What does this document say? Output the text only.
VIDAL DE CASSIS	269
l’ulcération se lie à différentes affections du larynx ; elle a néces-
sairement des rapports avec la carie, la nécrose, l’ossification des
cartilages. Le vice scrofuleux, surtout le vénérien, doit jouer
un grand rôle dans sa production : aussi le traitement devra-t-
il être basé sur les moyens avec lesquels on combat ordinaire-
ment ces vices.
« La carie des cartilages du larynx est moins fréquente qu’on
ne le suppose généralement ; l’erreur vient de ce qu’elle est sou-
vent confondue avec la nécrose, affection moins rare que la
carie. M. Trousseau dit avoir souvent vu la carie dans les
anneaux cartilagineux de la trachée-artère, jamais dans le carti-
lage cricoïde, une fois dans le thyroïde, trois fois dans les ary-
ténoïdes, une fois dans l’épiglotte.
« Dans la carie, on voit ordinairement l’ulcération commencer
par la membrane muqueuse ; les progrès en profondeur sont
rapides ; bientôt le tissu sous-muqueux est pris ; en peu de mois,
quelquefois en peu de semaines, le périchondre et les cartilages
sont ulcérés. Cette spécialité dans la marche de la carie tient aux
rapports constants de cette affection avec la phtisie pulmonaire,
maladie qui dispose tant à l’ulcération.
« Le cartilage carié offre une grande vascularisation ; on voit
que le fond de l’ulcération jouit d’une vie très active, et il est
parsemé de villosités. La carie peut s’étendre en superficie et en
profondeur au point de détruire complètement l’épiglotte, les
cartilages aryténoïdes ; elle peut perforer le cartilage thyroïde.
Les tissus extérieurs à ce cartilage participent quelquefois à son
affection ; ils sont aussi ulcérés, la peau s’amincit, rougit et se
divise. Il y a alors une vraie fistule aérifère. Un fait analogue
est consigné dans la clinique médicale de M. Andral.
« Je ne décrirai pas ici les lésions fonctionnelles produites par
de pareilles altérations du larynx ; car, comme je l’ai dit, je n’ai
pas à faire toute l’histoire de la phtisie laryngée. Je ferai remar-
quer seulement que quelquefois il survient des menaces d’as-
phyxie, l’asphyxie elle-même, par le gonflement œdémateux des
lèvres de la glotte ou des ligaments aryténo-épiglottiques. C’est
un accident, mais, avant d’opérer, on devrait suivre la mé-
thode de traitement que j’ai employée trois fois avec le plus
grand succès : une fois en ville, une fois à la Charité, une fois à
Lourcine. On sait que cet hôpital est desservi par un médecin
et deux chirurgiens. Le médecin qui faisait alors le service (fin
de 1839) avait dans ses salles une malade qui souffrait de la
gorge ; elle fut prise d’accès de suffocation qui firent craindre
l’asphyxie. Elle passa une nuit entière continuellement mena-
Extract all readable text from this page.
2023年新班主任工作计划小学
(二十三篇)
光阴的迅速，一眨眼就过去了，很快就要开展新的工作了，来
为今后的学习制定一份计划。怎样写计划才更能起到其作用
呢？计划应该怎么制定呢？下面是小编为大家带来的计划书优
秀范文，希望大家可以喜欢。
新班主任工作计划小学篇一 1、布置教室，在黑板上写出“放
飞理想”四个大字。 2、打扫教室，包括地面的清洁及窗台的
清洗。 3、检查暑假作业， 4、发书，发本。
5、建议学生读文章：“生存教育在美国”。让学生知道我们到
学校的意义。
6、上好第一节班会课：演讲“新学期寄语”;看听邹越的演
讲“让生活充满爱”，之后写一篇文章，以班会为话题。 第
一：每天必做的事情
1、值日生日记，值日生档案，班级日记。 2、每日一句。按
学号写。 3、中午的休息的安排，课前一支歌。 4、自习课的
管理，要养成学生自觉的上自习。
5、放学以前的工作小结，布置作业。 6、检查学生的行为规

...

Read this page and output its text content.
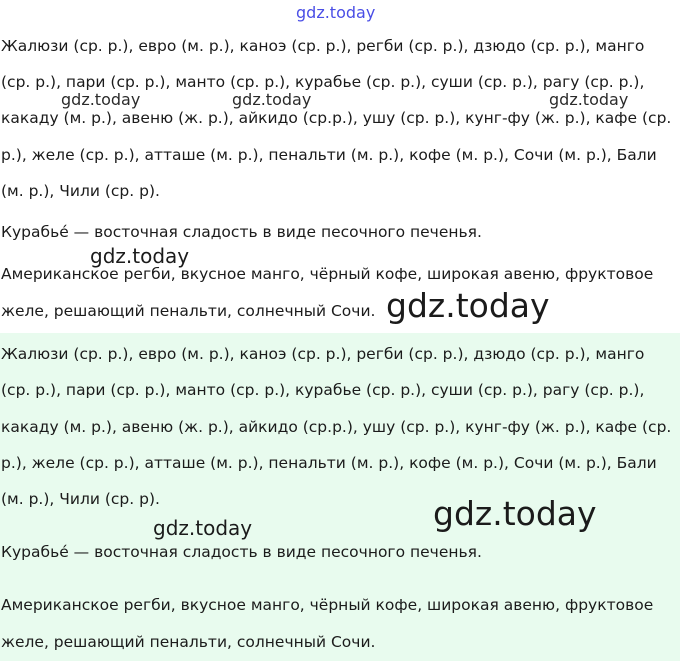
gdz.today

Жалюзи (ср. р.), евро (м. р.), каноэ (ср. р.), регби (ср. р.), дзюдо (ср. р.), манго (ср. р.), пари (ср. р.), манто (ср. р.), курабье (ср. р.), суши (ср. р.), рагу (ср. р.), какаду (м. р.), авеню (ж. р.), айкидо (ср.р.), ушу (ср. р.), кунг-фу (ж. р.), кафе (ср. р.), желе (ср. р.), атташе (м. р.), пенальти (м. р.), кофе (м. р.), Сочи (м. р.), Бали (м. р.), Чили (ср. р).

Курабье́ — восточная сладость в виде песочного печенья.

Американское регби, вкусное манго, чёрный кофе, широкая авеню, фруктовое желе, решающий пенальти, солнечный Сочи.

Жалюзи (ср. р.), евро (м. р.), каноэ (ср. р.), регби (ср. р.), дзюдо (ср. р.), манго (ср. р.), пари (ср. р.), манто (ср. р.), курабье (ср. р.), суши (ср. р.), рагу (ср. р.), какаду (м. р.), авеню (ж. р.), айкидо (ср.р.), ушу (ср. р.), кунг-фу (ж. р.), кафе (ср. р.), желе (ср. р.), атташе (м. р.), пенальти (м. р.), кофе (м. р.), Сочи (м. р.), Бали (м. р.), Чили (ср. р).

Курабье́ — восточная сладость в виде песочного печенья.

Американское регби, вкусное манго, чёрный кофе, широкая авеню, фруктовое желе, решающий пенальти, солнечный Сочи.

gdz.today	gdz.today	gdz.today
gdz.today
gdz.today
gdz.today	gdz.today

---

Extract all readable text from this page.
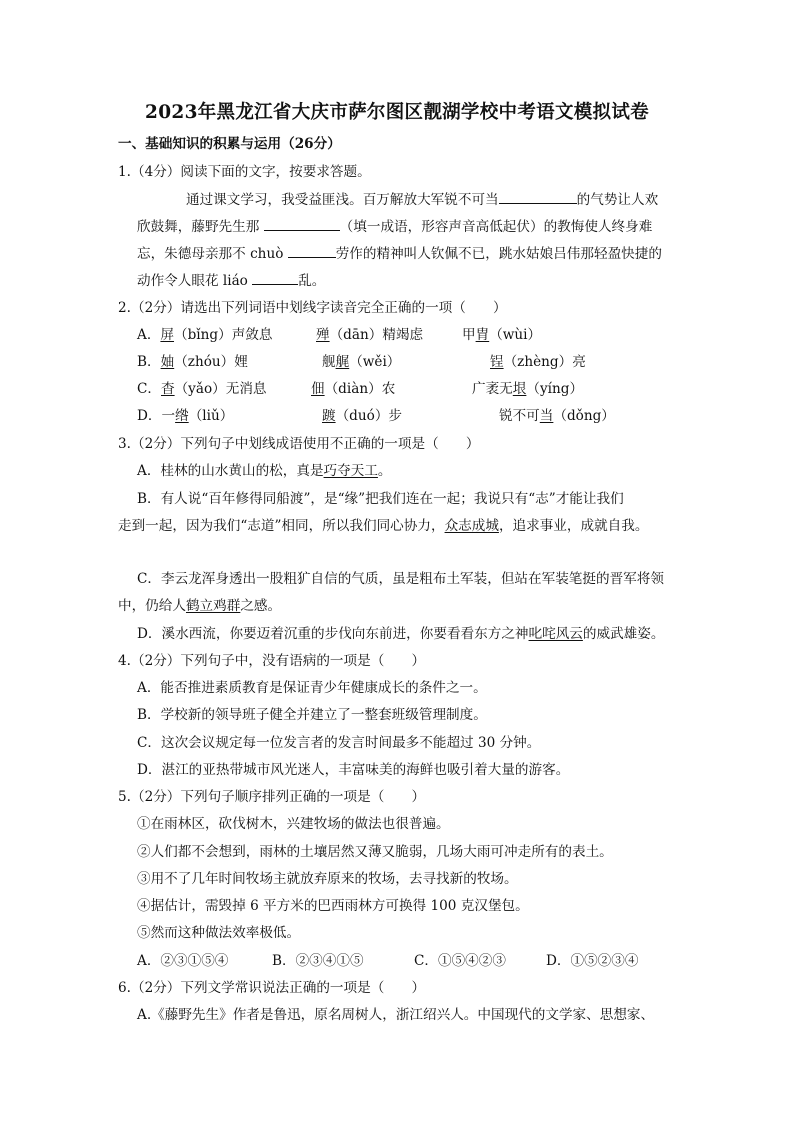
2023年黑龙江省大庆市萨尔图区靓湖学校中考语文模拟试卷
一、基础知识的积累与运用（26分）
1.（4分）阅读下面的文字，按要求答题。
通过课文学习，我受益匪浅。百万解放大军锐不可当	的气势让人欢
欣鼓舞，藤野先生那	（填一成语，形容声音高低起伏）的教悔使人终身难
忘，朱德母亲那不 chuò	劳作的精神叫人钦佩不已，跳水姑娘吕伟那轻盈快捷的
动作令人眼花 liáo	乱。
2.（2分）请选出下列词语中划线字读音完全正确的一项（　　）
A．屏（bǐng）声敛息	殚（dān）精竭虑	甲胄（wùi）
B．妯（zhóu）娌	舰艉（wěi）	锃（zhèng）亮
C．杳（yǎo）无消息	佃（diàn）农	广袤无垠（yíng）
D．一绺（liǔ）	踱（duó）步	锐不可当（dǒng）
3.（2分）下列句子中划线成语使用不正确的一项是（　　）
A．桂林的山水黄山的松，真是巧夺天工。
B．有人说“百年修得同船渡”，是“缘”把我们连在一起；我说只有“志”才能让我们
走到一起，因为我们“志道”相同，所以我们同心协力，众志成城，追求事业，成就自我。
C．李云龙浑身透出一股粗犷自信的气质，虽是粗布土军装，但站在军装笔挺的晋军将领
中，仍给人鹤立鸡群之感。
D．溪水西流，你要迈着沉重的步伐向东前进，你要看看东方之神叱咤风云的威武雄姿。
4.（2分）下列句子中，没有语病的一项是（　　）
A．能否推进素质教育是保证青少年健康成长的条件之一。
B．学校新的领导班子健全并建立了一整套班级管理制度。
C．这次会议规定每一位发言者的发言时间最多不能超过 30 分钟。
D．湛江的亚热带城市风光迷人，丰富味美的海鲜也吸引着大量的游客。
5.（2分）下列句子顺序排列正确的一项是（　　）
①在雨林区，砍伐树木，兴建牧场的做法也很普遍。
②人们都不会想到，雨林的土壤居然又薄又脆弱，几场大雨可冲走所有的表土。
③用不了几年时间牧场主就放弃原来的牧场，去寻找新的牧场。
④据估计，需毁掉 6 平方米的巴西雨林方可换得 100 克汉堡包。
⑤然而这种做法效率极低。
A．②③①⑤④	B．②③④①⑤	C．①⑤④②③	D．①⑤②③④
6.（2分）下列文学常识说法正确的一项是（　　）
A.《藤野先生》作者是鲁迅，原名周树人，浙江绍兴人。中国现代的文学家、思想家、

__Instructions for the task__
Look through the data above. Each line containing the word "avec" needs to be copied.

__Result for this task__
sairement des rapports avec la carie, la nécrose, l’ossification des
il être basé sur les moyens avec lesquels on combat ordinaire-
vent confondue avec la nécrose, affection moins rare que la
rapports constants de cette affection avec la phtisie pulmonaire,
thode de traitement que j’ai employée trois fois avec le plus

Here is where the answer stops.